[Start of Input rows]

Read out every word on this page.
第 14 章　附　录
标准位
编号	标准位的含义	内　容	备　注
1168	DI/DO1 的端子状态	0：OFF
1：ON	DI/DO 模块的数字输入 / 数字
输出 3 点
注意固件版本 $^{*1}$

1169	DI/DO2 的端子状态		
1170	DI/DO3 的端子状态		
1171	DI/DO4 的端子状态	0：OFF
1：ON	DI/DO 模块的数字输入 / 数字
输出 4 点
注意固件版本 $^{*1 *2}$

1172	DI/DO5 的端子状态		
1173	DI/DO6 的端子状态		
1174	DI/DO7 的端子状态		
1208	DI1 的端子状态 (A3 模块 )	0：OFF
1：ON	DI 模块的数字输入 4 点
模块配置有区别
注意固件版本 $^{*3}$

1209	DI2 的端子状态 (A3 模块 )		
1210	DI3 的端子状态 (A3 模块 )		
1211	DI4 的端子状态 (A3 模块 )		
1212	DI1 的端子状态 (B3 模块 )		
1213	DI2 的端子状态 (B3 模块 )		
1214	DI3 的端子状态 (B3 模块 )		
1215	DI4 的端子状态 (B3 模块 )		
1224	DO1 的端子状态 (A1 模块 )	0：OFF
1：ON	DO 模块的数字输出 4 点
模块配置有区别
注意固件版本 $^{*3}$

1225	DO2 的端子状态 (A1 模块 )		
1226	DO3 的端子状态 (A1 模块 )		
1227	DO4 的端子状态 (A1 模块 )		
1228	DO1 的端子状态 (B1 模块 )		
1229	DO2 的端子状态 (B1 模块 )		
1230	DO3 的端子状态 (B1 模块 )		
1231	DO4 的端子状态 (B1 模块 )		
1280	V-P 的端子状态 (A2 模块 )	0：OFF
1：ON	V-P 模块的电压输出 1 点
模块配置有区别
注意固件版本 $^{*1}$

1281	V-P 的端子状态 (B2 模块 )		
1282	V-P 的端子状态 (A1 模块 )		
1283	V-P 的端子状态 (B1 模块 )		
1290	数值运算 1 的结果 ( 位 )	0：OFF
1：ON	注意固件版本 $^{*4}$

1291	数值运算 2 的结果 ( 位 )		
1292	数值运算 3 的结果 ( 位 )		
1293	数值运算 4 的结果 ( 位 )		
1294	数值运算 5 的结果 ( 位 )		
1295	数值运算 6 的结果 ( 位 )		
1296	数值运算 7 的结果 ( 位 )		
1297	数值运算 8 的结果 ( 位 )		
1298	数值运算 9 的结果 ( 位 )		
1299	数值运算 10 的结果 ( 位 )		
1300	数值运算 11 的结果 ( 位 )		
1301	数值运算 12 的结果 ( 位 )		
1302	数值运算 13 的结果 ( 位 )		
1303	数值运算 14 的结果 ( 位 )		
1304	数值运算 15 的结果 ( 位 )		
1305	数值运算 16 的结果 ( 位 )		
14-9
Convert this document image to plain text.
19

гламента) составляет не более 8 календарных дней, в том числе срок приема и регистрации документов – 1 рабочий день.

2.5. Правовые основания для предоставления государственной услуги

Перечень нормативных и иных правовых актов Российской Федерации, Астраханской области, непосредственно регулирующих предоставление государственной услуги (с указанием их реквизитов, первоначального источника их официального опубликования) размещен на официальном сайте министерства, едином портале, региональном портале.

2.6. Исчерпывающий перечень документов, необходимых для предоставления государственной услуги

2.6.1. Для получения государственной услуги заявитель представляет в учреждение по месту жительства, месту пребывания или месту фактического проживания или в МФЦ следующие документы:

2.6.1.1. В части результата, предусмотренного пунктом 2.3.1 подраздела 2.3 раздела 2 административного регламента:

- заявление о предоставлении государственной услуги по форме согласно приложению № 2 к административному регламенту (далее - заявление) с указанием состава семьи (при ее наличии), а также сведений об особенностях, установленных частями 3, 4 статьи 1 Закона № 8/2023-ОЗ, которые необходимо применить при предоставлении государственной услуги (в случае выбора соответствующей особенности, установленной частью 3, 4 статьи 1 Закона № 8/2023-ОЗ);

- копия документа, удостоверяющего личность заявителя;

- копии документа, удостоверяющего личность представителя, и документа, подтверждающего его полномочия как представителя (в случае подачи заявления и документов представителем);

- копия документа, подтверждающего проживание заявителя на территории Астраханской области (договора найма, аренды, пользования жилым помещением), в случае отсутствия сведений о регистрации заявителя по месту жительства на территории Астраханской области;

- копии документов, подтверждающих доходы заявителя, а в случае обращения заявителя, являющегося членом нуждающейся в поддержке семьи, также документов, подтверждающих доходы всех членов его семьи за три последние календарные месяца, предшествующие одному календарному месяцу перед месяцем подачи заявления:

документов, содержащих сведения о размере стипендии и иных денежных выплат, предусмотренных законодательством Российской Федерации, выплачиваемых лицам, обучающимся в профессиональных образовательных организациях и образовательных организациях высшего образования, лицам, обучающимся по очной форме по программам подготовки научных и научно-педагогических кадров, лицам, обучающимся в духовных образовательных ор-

[End of Input rows]

**Exercise details**. Locate all lines in the listing above with the word "предоставления". Copy them.

**Complete answer**.
2.5. Правовые основания для предоставления государственной услуги
2.6. Исчерпывающий перечень документов, необходимых для предоставления государственной услуги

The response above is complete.